Saved data entries:
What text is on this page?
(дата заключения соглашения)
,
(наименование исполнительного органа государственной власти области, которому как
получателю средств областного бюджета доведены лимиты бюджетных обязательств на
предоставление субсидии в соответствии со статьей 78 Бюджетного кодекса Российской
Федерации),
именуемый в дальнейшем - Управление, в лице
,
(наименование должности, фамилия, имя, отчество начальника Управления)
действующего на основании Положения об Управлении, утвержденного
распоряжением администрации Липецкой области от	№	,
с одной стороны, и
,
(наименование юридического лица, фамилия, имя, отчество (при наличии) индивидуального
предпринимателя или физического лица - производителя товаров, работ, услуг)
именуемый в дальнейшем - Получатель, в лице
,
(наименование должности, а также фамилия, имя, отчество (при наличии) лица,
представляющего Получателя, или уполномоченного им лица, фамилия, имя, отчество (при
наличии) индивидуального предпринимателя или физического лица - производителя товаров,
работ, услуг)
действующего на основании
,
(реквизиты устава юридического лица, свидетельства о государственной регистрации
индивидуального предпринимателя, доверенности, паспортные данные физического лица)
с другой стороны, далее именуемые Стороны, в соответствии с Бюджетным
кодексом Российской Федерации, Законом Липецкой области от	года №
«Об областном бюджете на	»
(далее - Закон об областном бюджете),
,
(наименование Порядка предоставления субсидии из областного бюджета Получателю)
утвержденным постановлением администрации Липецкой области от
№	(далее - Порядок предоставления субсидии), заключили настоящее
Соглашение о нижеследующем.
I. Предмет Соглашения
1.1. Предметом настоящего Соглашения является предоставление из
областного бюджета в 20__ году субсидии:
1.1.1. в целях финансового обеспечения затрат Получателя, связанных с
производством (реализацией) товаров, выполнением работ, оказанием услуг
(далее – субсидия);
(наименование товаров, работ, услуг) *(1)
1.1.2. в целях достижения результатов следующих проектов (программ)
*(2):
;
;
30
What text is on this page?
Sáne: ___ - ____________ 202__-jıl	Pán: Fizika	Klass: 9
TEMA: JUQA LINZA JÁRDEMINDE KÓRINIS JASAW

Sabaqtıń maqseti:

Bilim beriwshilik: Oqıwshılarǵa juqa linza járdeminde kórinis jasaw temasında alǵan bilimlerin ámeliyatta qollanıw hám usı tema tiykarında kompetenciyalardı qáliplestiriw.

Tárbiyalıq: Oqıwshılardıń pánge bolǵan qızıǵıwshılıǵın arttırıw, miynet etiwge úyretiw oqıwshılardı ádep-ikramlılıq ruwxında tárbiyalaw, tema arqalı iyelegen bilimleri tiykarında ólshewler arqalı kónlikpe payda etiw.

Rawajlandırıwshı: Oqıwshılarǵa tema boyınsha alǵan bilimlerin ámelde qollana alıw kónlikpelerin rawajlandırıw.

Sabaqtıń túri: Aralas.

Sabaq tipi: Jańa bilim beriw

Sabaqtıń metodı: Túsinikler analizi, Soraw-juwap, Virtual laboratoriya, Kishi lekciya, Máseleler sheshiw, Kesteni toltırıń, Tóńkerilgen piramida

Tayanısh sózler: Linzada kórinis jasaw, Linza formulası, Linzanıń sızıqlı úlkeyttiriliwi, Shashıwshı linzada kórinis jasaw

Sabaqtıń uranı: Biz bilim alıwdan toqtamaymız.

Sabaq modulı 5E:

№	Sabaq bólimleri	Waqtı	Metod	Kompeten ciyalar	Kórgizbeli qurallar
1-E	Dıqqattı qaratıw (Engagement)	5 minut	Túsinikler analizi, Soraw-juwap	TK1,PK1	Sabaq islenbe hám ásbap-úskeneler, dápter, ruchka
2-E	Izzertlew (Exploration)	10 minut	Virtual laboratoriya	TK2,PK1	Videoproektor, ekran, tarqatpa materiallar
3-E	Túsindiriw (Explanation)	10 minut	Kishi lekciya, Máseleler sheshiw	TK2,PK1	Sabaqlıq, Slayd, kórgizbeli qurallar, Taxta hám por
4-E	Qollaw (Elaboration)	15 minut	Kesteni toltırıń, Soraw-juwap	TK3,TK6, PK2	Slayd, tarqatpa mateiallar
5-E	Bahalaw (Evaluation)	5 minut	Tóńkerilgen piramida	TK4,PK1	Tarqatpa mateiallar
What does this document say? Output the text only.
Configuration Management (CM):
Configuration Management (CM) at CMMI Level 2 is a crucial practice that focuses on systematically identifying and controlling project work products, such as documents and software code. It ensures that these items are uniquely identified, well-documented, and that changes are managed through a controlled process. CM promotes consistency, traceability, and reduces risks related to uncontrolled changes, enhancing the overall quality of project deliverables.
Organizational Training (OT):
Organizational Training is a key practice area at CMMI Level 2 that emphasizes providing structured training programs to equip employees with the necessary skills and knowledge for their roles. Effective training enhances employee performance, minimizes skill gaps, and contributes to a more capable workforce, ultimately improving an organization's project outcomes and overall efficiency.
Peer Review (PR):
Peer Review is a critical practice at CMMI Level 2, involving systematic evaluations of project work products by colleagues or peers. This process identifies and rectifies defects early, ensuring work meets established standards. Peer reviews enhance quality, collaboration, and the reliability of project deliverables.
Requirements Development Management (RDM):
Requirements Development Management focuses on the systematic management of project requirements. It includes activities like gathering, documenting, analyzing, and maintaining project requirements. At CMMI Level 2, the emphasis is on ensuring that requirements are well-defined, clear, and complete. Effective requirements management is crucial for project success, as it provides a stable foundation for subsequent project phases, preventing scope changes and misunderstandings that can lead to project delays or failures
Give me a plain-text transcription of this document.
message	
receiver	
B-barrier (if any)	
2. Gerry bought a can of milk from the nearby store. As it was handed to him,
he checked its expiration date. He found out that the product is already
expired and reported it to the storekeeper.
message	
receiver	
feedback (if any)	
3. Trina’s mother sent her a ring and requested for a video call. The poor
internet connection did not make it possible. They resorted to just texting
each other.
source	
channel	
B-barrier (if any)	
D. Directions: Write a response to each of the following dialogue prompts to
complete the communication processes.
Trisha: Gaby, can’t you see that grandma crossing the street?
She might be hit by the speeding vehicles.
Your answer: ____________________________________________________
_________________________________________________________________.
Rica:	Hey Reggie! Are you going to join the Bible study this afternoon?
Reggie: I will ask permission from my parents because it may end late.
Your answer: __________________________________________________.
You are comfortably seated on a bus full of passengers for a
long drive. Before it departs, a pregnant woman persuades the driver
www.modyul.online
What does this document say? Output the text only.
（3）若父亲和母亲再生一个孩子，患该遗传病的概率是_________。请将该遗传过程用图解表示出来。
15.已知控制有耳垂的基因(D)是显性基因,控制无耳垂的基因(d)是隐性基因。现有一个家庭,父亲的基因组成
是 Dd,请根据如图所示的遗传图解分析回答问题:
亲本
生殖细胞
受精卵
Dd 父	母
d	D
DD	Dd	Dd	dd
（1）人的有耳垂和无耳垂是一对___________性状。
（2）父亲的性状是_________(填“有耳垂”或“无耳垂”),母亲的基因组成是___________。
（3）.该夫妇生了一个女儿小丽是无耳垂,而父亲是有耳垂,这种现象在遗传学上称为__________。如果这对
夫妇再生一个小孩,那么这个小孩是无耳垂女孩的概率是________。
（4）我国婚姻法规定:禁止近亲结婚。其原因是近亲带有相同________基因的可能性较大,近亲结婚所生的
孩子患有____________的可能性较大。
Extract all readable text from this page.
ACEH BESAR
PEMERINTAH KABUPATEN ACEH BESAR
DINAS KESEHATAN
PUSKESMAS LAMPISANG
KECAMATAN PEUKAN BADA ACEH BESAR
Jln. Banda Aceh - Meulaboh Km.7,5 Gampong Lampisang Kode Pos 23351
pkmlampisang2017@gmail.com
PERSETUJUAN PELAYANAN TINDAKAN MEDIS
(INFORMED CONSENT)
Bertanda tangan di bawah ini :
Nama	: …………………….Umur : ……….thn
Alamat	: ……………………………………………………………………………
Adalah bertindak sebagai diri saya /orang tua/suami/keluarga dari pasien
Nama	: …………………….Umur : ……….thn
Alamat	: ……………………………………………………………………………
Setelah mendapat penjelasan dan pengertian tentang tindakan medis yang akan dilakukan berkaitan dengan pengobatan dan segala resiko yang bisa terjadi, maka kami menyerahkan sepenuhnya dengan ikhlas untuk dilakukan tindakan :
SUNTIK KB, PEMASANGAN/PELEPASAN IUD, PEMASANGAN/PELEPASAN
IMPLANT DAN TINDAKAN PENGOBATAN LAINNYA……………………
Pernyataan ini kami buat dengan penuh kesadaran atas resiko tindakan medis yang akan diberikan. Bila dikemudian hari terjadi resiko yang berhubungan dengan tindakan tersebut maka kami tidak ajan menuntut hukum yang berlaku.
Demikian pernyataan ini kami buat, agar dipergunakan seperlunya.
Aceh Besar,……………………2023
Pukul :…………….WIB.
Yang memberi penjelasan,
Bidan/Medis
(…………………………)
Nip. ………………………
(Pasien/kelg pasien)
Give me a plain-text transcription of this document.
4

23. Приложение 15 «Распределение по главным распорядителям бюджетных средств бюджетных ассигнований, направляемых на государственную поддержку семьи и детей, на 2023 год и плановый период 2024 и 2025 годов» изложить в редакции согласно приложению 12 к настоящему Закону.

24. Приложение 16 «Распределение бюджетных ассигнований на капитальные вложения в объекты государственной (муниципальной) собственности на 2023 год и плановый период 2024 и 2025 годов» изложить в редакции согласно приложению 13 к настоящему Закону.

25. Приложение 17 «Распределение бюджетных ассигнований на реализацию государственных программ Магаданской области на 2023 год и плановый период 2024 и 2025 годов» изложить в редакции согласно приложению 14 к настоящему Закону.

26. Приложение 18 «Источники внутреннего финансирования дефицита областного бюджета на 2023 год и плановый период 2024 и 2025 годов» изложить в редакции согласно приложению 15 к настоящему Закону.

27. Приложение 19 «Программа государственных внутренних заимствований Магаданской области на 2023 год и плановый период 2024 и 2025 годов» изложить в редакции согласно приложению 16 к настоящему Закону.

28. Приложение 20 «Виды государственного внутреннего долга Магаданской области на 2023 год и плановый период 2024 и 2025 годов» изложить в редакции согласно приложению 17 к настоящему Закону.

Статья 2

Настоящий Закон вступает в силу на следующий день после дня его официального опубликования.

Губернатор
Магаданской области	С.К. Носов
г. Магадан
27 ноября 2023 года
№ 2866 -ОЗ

**WRITTEN PROBLEM:** State how many lines of the listing above hold the word "Распределение", with nothing but the number.

**FINISHED ANSWER:** 3